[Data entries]
>>>
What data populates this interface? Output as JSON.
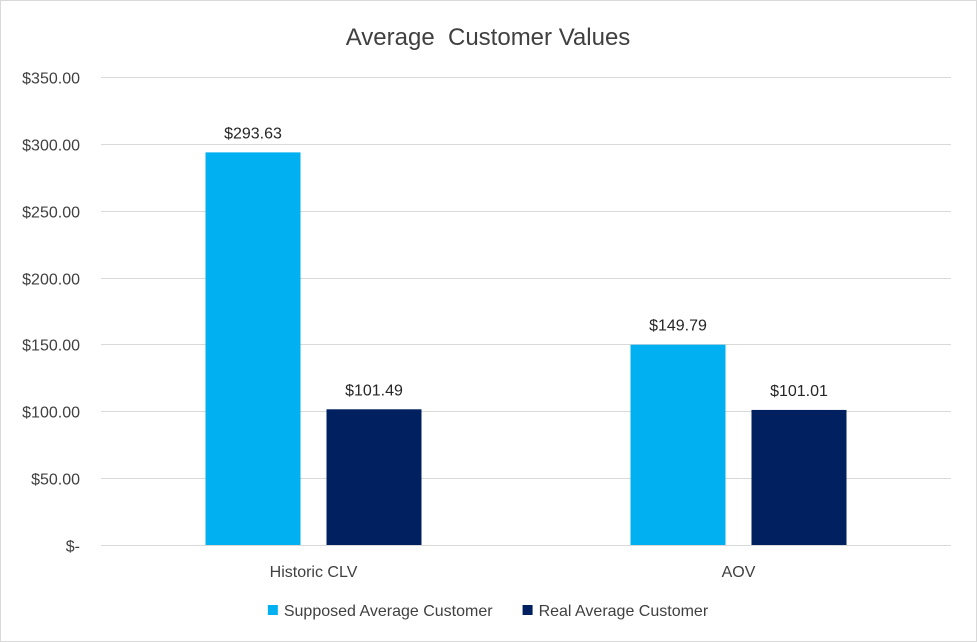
{
  "chart_data": {
    "type": "bar",
    "title": "Average  Customer Values",
    "xlabel": "",
    "ylabel": "",
    "categories": [
      "Historic CLV",
      "AOV"
    ],
    "series": [
      {
        "name": "Supposed Average Customer",
        "values": [
          293.63,
          149.79
        ],
        "color": "#00B0F0"
      },
      {
        "name": "Real Average Customer",
        "values": [
          101.49,
          101.01
        ],
        "color": "#002060"
      }
    ],
    "data_labels": [
      [
        "$293.63",
        "$149.79"
      ],
      [
        "$101.49",
        "$101.01"
      ]
    ],
    "ylim": [
      0,
      350
    ],
    "yticks": [
      0,
      50,
      100,
      150,
      200,
      250,
      300,
      350
    ],
    "ytick_labels": [
      "$-",
      "$50.00",
      "$100.00",
      "$150.00",
      "$200.00",
      "$250.00",
      "$300.00",
      "$350.00"
    ],
    "grid": true,
    "legend_position": "bottom"
  }
}
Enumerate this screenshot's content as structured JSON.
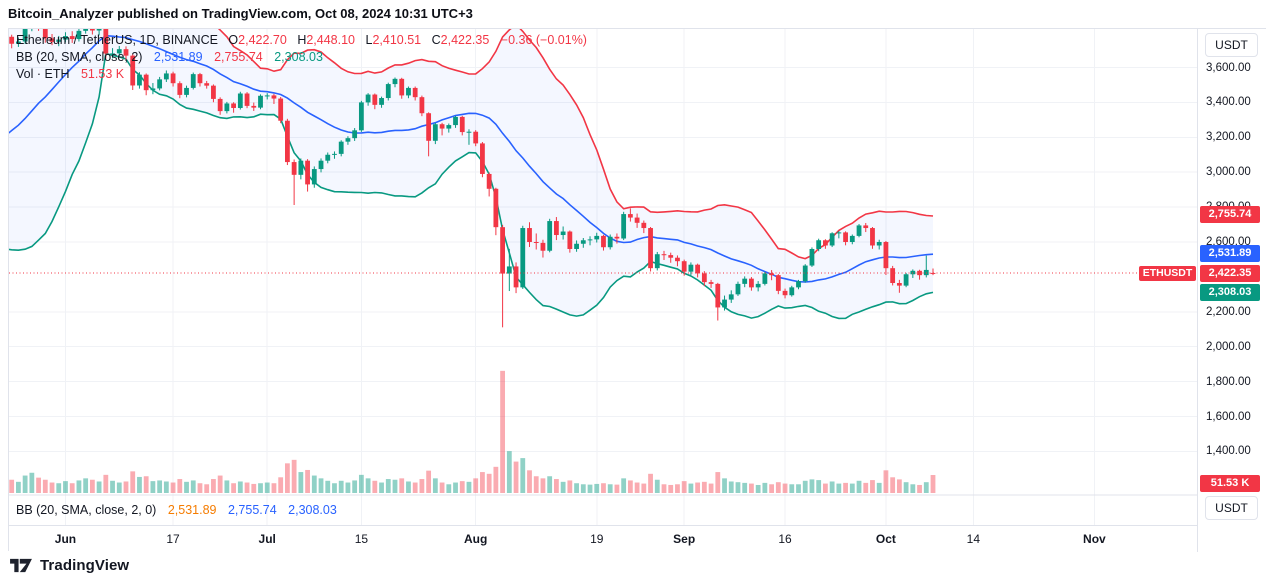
{
  "header": {
    "attribution_line": "Bitcoin_Analyzer published on TradingView.com, Oct 08, 2024 10:31 UTC+3"
  },
  "legend": {
    "symbol_title": "Ethereum / TetherUS, 1D, BINANCE",
    "ohlc": {
      "o_label": "O",
      "o": "2,422.70",
      "h_label": "H",
      "h": "2,448.10",
      "l_label": "L",
      "l": "2,410.51",
      "c_label": "C",
      "c": "2,422.35",
      "change": "−0.36 (−0.01%)"
    },
    "bb_main": {
      "title": "BB (20, SMA, close, 2)",
      "basis": "2,531.89",
      "upper": "2,755.74",
      "lower": "2,308.03"
    },
    "volume": {
      "title": "Vol · ETH",
      "value": "51.53 K"
    }
  },
  "bottom_pane_legend": {
    "title": "BB (20, SMA, close, 2, 0)",
    "basis": "2,531.89",
    "upper": "2,755.74",
    "lower": "2,308.03"
  },
  "symbol_label": {
    "text": "ETHUSDT"
  },
  "price_axis": {
    "currency_button_top": "USDT",
    "currency_button_bottom": "USDT",
    "ticks": [
      {
        "label": "3,600.00",
        "price": 3600
      },
      {
        "label": "3,400.00",
        "price": 3400
      },
      {
        "label": "3,200.00",
        "price": 3200
      },
      {
        "label": "3,000.00",
        "price": 3000
      },
      {
        "label": "2,800.00",
        "price": 2800
      },
      {
        "label": "2,600.00",
        "price": 2600
      },
      {
        "label": "2,200.00",
        "price": 2200
      },
      {
        "label": "2,000.00",
        "price": 2000
      },
      {
        "label": "1,800.00",
        "price": 1800
      },
      {
        "label": "1,600.00",
        "price": 1600
      },
      {
        "label": "1,400.00",
        "price": 1400
      }
    ],
    "badges": [
      {
        "label": "2,755.74",
        "price": 2755.74,
        "color": "#f23645"
      },
      {
        "label": "2,531.89",
        "price": 2531.89,
        "color": "#2962ff"
      },
      {
        "label": "2,422.35",
        "price": 2422.35,
        "color": "#f23645"
      },
      {
        "label": "2,308.03",
        "price": 2308.03,
        "color": "#089981"
      }
    ],
    "volume_badge": {
      "label": "51.53 K",
      "color": "#f23645"
    }
  },
  "footer": {
    "brand": "TradingView"
  },
  "chart_data": {
    "type": "candlestick",
    "symbol": "ETHUSDT",
    "exchange": "BINANCE",
    "interval": "1D",
    "start_date": "2024-05-23",
    "end_date": "2024-10-08",
    "current_price": 2422.35,
    "change": -0.36,
    "change_pct": -0.01,
    "colors": {
      "up": "#089981",
      "down": "#f23645",
      "vol_up": "rgba(8,153,129,0.45)",
      "vol_down": "rgba(242,54,69,0.42)",
      "bb_upper": "#f23645",
      "bb_basis": "#2962ff",
      "bb_lower": "#089981",
      "bb_fill": "rgba(41,98,255,0.05)",
      "grid": "#f0f2f6",
      "separator": "#e0e3eb",
      "price_line": "#f23645"
    },
    "bb": {
      "length": 20,
      "stdev_mult": 2,
      "basis_value": 2531.89,
      "upper_value": 2755.74,
      "lower_value": 2308.03,
      "prehistory_closes": [
        2970,
        3100,
        3135,
        3060,
        3010,
        2975,
        3040,
        2910,
        2885,
        2930,
        2950,
        3090,
        3035,
        3100,
        3065,
        3080,
        3740,
        3790,
        3740,
        3730
      ]
    },
    "volume_current_k": 51.53,
    "candles_format": [
      "open",
      "high",
      "low",
      "close",
      "volume_k"
    ],
    "candles": [
      [
        3800,
        3815,
        3752,
        3776,
        45
      ],
      [
        3776,
        3788,
        3710,
        3736,
        38
      ],
      [
        3736,
        3772,
        3718,
        3749,
        32
      ],
      [
        3749,
        3842,
        3735,
        3826,
        50
      ],
      [
        3826,
        3940,
        3808,
        3893,
        58
      ],
      [
        3893,
        3905,
        3810,
        3840,
        44
      ],
      [
        3840,
        3861,
        3742,
        3767,
        38
      ],
      [
        3767,
        3792,
        3728,
        3747,
        30
      ],
      [
        3747,
        3781,
        3722,
        3760,
        28
      ],
      [
        3760,
        3802,
        3744,
        3780,
        34
      ],
      [
        3780,
        3808,
        3741,
        3763,
        28
      ],
      [
        3763,
        3826,
        3749,
        3810,
        36
      ],
      [
        3810,
        3878,
        3794,
        3866,
        42
      ],
      [
        3866,
        3881,
        3789,
        3812,
        38
      ],
      [
        3812,
        3851,
        3784,
        3840,
        33
      ],
      [
        3840,
        3849,
        3651,
        3680,
        52
      ],
      [
        3680,
        3711,
        3652,
        3681,
        35
      ],
      [
        3681,
        3723,
        3659,
        3705,
        30
      ],
      [
        3705,
        3721,
        3639,
        3668,
        33
      ],
      [
        3668,
        3676,
        3471,
        3497,
        62
      ],
      [
        3497,
        3573,
        3479,
        3559,
        46
      ],
      [
        3559,
        3566,
        3441,
        3470,
        48
      ],
      [
        3470,
        3511,
        3447,
        3480,
        34
      ],
      [
        3480,
        3546,
        3469,
        3532,
        36
      ],
      [
        3532,
        3583,
        3517,
        3566,
        33
      ],
      [
        3566,
        3576,
        3491,
        3510,
        30
      ],
      [
        3510,
        3521,
        3424,
        3443,
        40
      ],
      [
        3443,
        3496,
        3429,
        3483,
        32
      ],
      [
        3483,
        3571,
        3474,
        3562,
        36
      ],
      [
        3562,
        3569,
        3491,
        3510,
        28
      ],
      [
        3510,
        3523,
        3479,
        3496,
        25
      ],
      [
        3496,
        3503,
        3401,
        3420,
        40
      ],
      [
        3420,
        3429,
        3329,
        3350,
        50
      ],
      [
        3350,
        3403,
        3337,
        3394,
        36
      ],
      [
        3394,
        3401,
        3341,
        3368,
        28
      ],
      [
        3368,
        3461,
        3359,
        3451,
        33
      ],
      [
        3451,
        3459,
        3367,
        3380,
        30
      ],
      [
        3380,
        3399,
        3351,
        3370,
        26
      ],
      [
        3370,
        3446,
        3361,
        3438,
        28
      ],
      [
        3438,
        3453,
        3417,
        3440,
        30
      ],
      [
        3440,
        3449,
        3391,
        3422,
        28
      ],
      [
        3422,
        3431,
        3281,
        3295,
        45
      ],
      [
        3295,
        3306,
        3041,
        3058,
        85
      ],
      [
        3058,
        3073,
        2812,
        2985,
        95
      ],
      [
        2985,
        3079,
        2959,
        3066,
        60
      ],
      [
        3066,
        3075,
        2889,
        2930,
        66
      ],
      [
        2930,
        3033,
        2911,
        3018,
        50
      ],
      [
        3018,
        3079,
        2999,
        3066,
        42
      ],
      [
        3066,
        3113,
        3051,
        3100,
        35
      ],
      [
        3100,
        3119,
        3077,
        3105,
        28
      ],
      [
        3105,
        3183,
        3091,
        3175,
        35
      ],
      [
        3175,
        3206,
        3157,
        3195,
        30
      ],
      [
        3195,
        3253,
        3179,
        3240,
        36
      ],
      [
        3240,
        3409,
        3231,
        3400,
        52
      ],
      [
        3400,
        3453,
        3381,
        3445,
        42
      ],
      [
        3445,
        3451,
        3361,
        3386,
        35
      ],
      [
        3386,
        3433,
        3369,
        3425,
        30
      ],
      [
        3425,
        3513,
        3411,
        3505,
        40
      ],
      [
        3505,
        3543,
        3487,
        3535,
        38
      ],
      [
        3535,
        3541,
        3421,
        3440,
        42
      ],
      [
        3440,
        3491,
        3424,
        3483,
        33
      ],
      [
        3483,
        3491,
        3411,
        3430,
        30
      ],
      [
        3430,
        3439,
        3321,
        3338,
        40
      ],
      [
        3338,
        3343,
        3091,
        3180,
        64
      ],
      [
        3180,
        3283,
        3161,
        3275,
        42
      ],
      [
        3275,
        3283,
        3211,
        3250,
        30
      ],
      [
        3250,
        3279,
        3227,
        3270,
        25
      ],
      [
        3270,
        3323,
        3254,
        3317,
        30
      ],
      [
        3317,
        3323,
        3211,
        3230,
        34
      ],
      [
        3230,
        3246,
        3157,
        3232,
        32
      ],
      [
        3232,
        3241,
        3149,
        3165,
        42
      ],
      [
        3165,
        3173,
        2971,
        2990,
        60
      ],
      [
        2990,
        2999,
        2861,
        2905,
        55
      ],
      [
        2905,
        2911,
        2639,
        2685,
        75
      ],
      [
        2685,
        2698,
        2111,
        2419,
        350
      ],
      [
        2419,
        2561,
        2319,
        2460,
        120
      ],
      [
        2460,
        2483,
        2307,
        2340,
        90
      ],
      [
        2340,
        2693,
        2331,
        2680,
        100
      ],
      [
        2680,
        2713,
        2571,
        2600,
        65
      ],
      [
        2600,
        2649,
        2557,
        2595,
        48
      ],
      [
        2595,
        2613,
        2511,
        2550,
        42
      ],
      [
        2550,
        2733,
        2541,
        2720,
        48
      ],
      [
        2720,
        2743,
        2611,
        2640,
        40
      ],
      [
        2640,
        2689,
        2614,
        2660,
        32
      ],
      [
        2660,
        2666,
        2539,
        2560,
        36
      ],
      [
        2560,
        2609,
        2544,
        2590,
        28
      ],
      [
        2590,
        2623,
        2567,
        2610,
        25
      ],
      [
        2610,
        2633,
        2581,
        2615,
        24
      ],
      [
        2615,
        2653,
        2597,
        2635,
        26
      ],
      [
        2635,
        2641,
        2551,
        2570,
        28
      ],
      [
        2570,
        2643,
        2557,
        2630,
        25
      ],
      [
        2630,
        2649,
        2591,
        2620,
        24
      ],
      [
        2620,
        2773,
        2611,
        2760,
        42
      ],
      [
        2760,
        2793,
        2717,
        2740,
        36
      ],
      [
        2740,
        2763,
        2681,
        2710,
        30
      ],
      [
        2710,
        2723,
        2651,
        2680,
        27
      ],
      [
        2680,
        2686,
        2431,
        2450,
        55
      ],
      [
        2450,
        2543,
        2437,
        2530,
        38
      ],
      [
        2530,
        2549,
        2497,
        2525,
        25
      ],
      [
        2525,
        2539,
        2481,
        2510,
        23
      ],
      [
        2510,
        2523,
        2461,
        2490,
        25
      ],
      [
        2490,
        2499,
        2407,
        2430,
        34
      ],
      [
        2430,
        2483,
        2411,
        2470,
        27
      ],
      [
        2470,
        2476,
        2397,
        2420,
        30
      ],
      [
        2420,
        2433,
        2347,
        2370,
        32
      ],
      [
        2370,
        2383,
        2337,
        2360,
        27
      ],
      [
        2360,
        2366,
        2150,
        2225,
        60
      ],
      [
        2225,
        2293,
        2207,
        2270,
        42
      ],
      [
        2270,
        2323,
        2251,
        2300,
        33
      ],
      [
        2300,
        2373,
        2291,
        2360,
        31
      ],
      [
        2360,
        2403,
        2341,
        2390,
        29
      ],
      [
        2390,
        2399,
        2321,
        2340,
        27
      ],
      [
        2340,
        2376,
        2317,
        2360,
        23
      ],
      [
        2360,
        2429,
        2351,
        2420,
        29
      ],
      [
        2420,
        2439,
        2381,
        2410,
        25
      ],
      [
        2410,
        2416,
        2301,
        2320,
        31
      ],
      [
        2320,
        2333,
        2277,
        2295,
        27
      ],
      [
        2295,
        2349,
        2287,
        2340,
        25
      ],
      [
        2340,
        2383,
        2329,
        2375,
        25
      ],
      [
        2375,
        2473,
        2367,
        2465,
        35
      ],
      [
        2465,
        2569,
        2457,
        2560,
        39
      ],
      [
        2560,
        2619,
        2547,
        2610,
        37
      ],
      [
        2610,
        2616,
        2561,
        2580,
        27
      ],
      [
        2580,
        2656,
        2571,
        2650,
        33
      ],
      [
        2650,
        2663,
        2621,
        2655,
        27
      ],
      [
        2655,
        2661,
        2581,
        2600,
        29
      ],
      [
        2600,
        2643,
        2587,
        2635,
        27
      ],
      [
        2635,
        2703,
        2627,
        2695,
        35
      ],
      [
        2695,
        2709,
        2657,
        2680,
        29
      ],
      [
        2680,
        2686,
        2561,
        2580,
        37
      ],
      [
        2580,
        2613,
        2557,
        2600,
        29
      ],
      [
        2600,
        2606,
        2411,
        2450,
        65
      ],
      [
        2450,
        2463,
        2351,
        2365,
        45
      ],
      [
        2365,
        2383,
        2309,
        2350,
        39
      ],
      [
        2350,
        2423,
        2341,
        2415,
        31
      ],
      [
        2415,
        2443,
        2394,
        2435,
        25
      ],
      [
        2435,
        2441,
        2384,
        2410,
        23
      ],
      [
        2410,
        2522,
        2397,
        2440,
        31
      ],
      [
        2422.7,
        2448.1,
        2410.51,
        2422.35,
        51.53
      ]
    ],
    "x_axis": {
      "ticks": [
        {
          "label": "Jun",
          "index": 9,
          "major": true
        },
        {
          "label": "17",
          "index": 25,
          "major": false
        },
        {
          "label": "Jul",
          "index": 39,
          "major": true
        },
        {
          "label": "15",
          "index": 53,
          "major": false
        },
        {
          "label": "Aug",
          "index": 70,
          "major": true
        },
        {
          "label": "19",
          "index": 88,
          "major": false
        },
        {
          "label": "Sep",
          "index": 101,
          "major": true
        },
        {
          "label": "16",
          "index": 116,
          "major": false
        },
        {
          "label": "Oct",
          "index": 131,
          "major": true
        },
        {
          "label": "14",
          "index": 144,
          "major": false
        },
        {
          "label": "Nov",
          "index": 162,
          "major": true
        }
      ]
    },
    "y_axis": {
      "currency": "USDT",
      "tick_step": 200,
      "visible_range": [
        1130,
        3808
      ]
    }
  }
}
<<<
Written request = Find the word "name" in the entries, and copy every line it shows up in.

Answer for the task =
        "name": "Supposed Average Customer",
        "name": "Real Average Customer",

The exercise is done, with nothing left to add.